[START OF SELECTED EXTRACT]

Let us first fix $d\le \log^A x$ and move on to estimate $S_d(x)$
and $E_d(x)$, by using the Bombieri-Vinogradov Theorem.

It turns out that it is more convenient to estimate
$$S_d(x) - S_d(x/2) \qquad \mbox{ and } \qquad  E_d(x) - E_d(x/2)$$
and similarly for $x/2$, $x/2^2$, \ldots in place of $x$. This is
why, for any fixed integer $r\ge 1$, we write
\begin{equation} \label{eq:M1aa}
M_1(x)  =  \sum_{d\le \log^A x} \kappa(d) \sum_{j=0}^r A_d(x/2^j) +
O\left( \frac x{2^r} \right) + O \left(  \frac x{\log^{A\kappa} x}
\right),
\end{equation}
where
$$A_d(x/2^j) = S_d(x/2^j) - S_d(x/2^{j+1}).$$

Similarly, for any fixed integer $r\ge 1$, we may write
\begin{equation} \label{eq:N1a}
N_1(x)  =  \sum_{d\le \log^A x} h(d) \sum_{j=0}^r B_d(x/2^j) +
O\left( \frac x{2^r} \right) + O \left(  \frac x{\log^{A\kappa} x}
\right),
\end{equation}
where
$$B_d(x/2^j) = E_d(x/2^j) - E_d(x/2^{j+1}).$$


For now, fix $x$ and set
\begin{equation} \label{eq:defrr}
r:= \left\lfloor \frac{A\kappa \log \log x}{\log 2} \right\rfloor
\quad \mbox{ so that } \quad  2^r \approx \log^{A\kappa} x.
\end{equation}

We now proceed to estimate $A_d(x)$ and $B_d(x)$.

[END OF SELECTED EXTRACT]
[START OF DATA SUPPLIED]

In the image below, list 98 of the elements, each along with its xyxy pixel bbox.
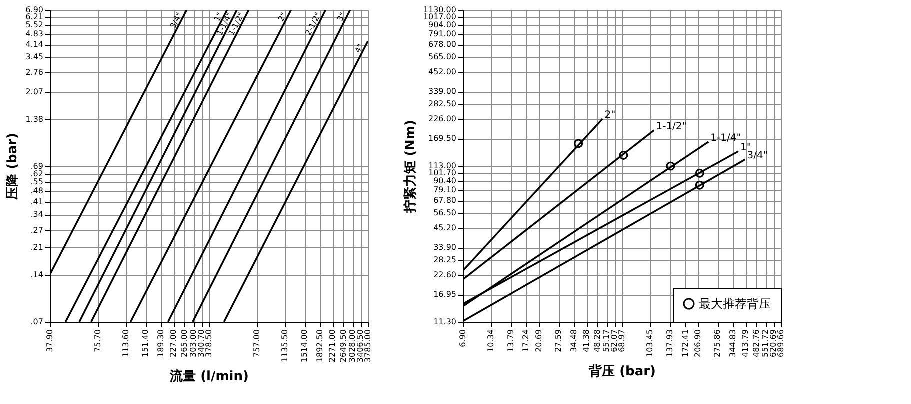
legend-label: 最大推荐背压 xyxy=(699,297,771,311)
x-tick-label: 689.66 xyxy=(776,330,786,358)
x-tick-label: 757.00 xyxy=(252,330,262,358)
y-tick-label: 90.40 xyxy=(434,176,456,186)
y-tick-label: 67.80 xyxy=(434,196,456,206)
y-tick-label: 45.20 xyxy=(434,224,456,233)
x-tick-label: 551.72 xyxy=(761,330,770,358)
x-tick-label: 48.28 xyxy=(592,330,602,352)
x-tick-label: 3406.50 xyxy=(356,330,366,363)
x-tick-label: 3028.00 xyxy=(348,330,358,363)
x-tick-label: 55.17 xyxy=(602,330,612,352)
x-tick-label: 68.97 xyxy=(617,330,626,352)
y-tick-label: 113.00 xyxy=(428,162,456,170)
y-tick-label: 452.00 xyxy=(428,68,456,77)
x-tick-label: 303.00 xyxy=(189,330,198,358)
y-tick-label: .55 xyxy=(30,177,44,186)
text: 2-1/2" xyxy=(304,11,324,38)
x-tick-label: 27.59 xyxy=(554,330,564,352)
series-label: 3/4" xyxy=(747,150,768,162)
x-tick-label: 3785.00 xyxy=(364,330,372,363)
y-tick-label: 16.95 xyxy=(434,290,456,300)
y-tick-label: 5.52 xyxy=(26,20,44,30)
series-label: 2" xyxy=(604,110,616,122)
y-tick-label: 6.90 xyxy=(26,6,44,14)
y-tick-label: 33.90 xyxy=(434,243,456,252)
y-tick-label: 79.10 xyxy=(434,186,456,195)
x-tick-label: 172.41 xyxy=(680,330,690,358)
y-tick-label: 2.07 xyxy=(26,87,44,96)
y-tick-label: .41 xyxy=(30,197,44,206)
y-tick-label: 339.00 xyxy=(428,87,456,96)
y-tick-label: 4.83 xyxy=(26,30,44,39)
x-tick-label: 227.00 xyxy=(169,330,178,358)
x-tick-label: 75.70 xyxy=(93,330,102,352)
x-tick-label: 189.30 xyxy=(156,330,166,358)
x-axis-title: 流量 (l/min) xyxy=(169,368,249,385)
x-axis-title: 背压 (bar) xyxy=(588,363,656,380)
y-tick-label: 226.00 xyxy=(428,114,456,124)
x-tick-label: 151.40 xyxy=(141,330,150,358)
y-tick-label: .34 xyxy=(30,210,44,220)
x-tick-label: 1135.50 xyxy=(280,330,290,363)
y-tick-label: 791.00 xyxy=(428,30,456,39)
y-tick-label: 4.14 xyxy=(26,40,44,50)
y-tick-label: 282.50 xyxy=(428,99,456,108)
y-tick-label: 22.60 xyxy=(434,270,456,280)
y-tick-label: 101.70 xyxy=(428,168,456,178)
x-tick-label: 17.24 xyxy=(522,330,531,352)
text: 2" xyxy=(276,11,289,24)
y-tick-label: .69 xyxy=(30,162,44,171)
y-tick-label: 1017.00 xyxy=(423,12,456,22)
y-tick-label: .07 xyxy=(30,318,44,326)
x-tick-label: 113.60 xyxy=(121,330,130,358)
y-tick-label: 169.50 xyxy=(428,134,456,144)
x-tick-label: 482.76 xyxy=(752,330,761,358)
y-tick-label: 2.76 xyxy=(26,68,44,77)
y-tick-label: 6.21 xyxy=(26,12,44,22)
x-tick-label: 265.00 xyxy=(180,330,189,358)
y-tick-label: 565.00 xyxy=(428,52,456,62)
y-tick-label: .14 xyxy=(30,270,44,280)
x-tick-label: 206.90 xyxy=(693,330,702,358)
x-tick-label: 620.69 xyxy=(769,330,778,358)
x-tick-label: 62.07 xyxy=(610,330,620,352)
y-tick-label: 56.50 xyxy=(434,208,456,218)
x-tick-label: 37.90 xyxy=(46,330,54,352)
text: 3" xyxy=(336,11,348,24)
y-tick-label: 3.45 xyxy=(26,52,44,62)
x-tick-label: 378.50 xyxy=(204,330,214,358)
y-tick-label: 678.00 xyxy=(428,40,456,50)
text: 4" xyxy=(353,42,366,55)
x-tick-label: 13.79 xyxy=(506,330,516,352)
x-tick-label: 340.70 xyxy=(197,330,206,358)
y-axis-title: 拧紧力矩 (Nm) xyxy=(402,120,418,214)
y-tick-label: 1.38 xyxy=(26,114,44,124)
y-axis-title: 压降 (bar) xyxy=(6,133,21,201)
y-tick-label: .48 xyxy=(30,186,44,196)
x-tick-label: 344.83 xyxy=(728,330,738,358)
x-tick-label: 413.79 xyxy=(741,330,750,358)
y-tick-label: 11.30 xyxy=(434,318,456,326)
x-tick-label: 10.34 xyxy=(486,330,496,352)
x-tick-label: 275.86 xyxy=(713,330,722,358)
series-label: 1-1/2" xyxy=(656,121,687,132)
y-tick-label: .62 xyxy=(30,169,44,178)
y-tick-label: .21 xyxy=(30,242,44,252)
y-tick-label: 1130.00 xyxy=(423,6,456,14)
x-tick-label: 34.48 xyxy=(570,330,579,352)
x-tick-label: 20.69 xyxy=(534,330,544,352)
text: 3/4" xyxy=(168,11,184,30)
x-tick-label: 6.90 xyxy=(458,330,468,348)
x-tick-label: 41.38 xyxy=(582,330,592,352)
x-tick-label: 2649.50 xyxy=(338,330,348,363)
x-tick-label: 2271.00 xyxy=(328,330,338,363)
y-tick-label: 904.00 xyxy=(428,20,456,30)
x-tick-label: 1514.00 xyxy=(300,330,310,363)
series-label: 1-1/4" xyxy=(710,133,742,144)
x-tick-label: 137.93 xyxy=(665,330,674,358)
y-tick-label: 28.25 xyxy=(434,255,456,264)
x-tick-label: 1892.50 xyxy=(316,330,325,363)
y-tick-label: .27 xyxy=(30,226,44,235)
x-tick-label: 103.45 xyxy=(645,330,654,358)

[END OF DATA SUPPLIED]

**WRITTEN EXERCISE**
Repeat the entire excerpt on the Bombieri-Vinogradov estimates, reproducing every character without alteration.

**RESULT**
Let us first fix $d\le \log^A x$ and move on to estimate $S_d(x)$
and $E_d(x)$, by using the Bombieri-Vinogradov Theorem.

It turns out that it is more convenient to estimate
$$S_d(x) - S_d(x/2) \qquad \mbox{ and } \qquad  E_d(x) - E_d(x/2)$$
and similarly for $x/2$, $x/2^2$, \ldots in place of $x$. This is
why, for any fixed integer $r\ge 1$, we write
\begin{equation} \label{eq:M1aa}
M_1(x)  =  \sum_{d\le \log^A x} \kappa(d) \sum_{j=0}^r A_d(x/2^j) +
O\left( \frac x{2^r} \right) + O \left(  \frac x{\log^{A\kappa} x}
\right),
\end{equation}
where
$$A_d(x/2^j) = S_d(x/2^j) - S_d(x/2^{j+1}).$$

Similarly, for any fixed integer $r\ge 1$, we may write
\begin{equation} \label{eq:N1a}
N_1(x)  =  \sum_{d\le \log^A x} h(d) \sum_{j=0}^r B_d(x/2^j) +
O\left( \frac x{2^r} \right) + O \left(  \frac x{\log^{A\kappa} x}
\right),
\end{equation}
where
$$B_d(x/2^j) = E_d(x/2^j) - E_d(x/2^{j+1}).$$


For now, fix $x$ and set
\begin{equation} \label{eq:defrr}
r:= \left\lfloor \frac{A\kappa \log \log x}{\log 2} \right\rfloor
\quad \mbox{ so that } \quad  2^r \approx \log^{A\kappa} x.
\end{equation}

We now proceed to estimate $A_d(x)$ and $B_d(x)$.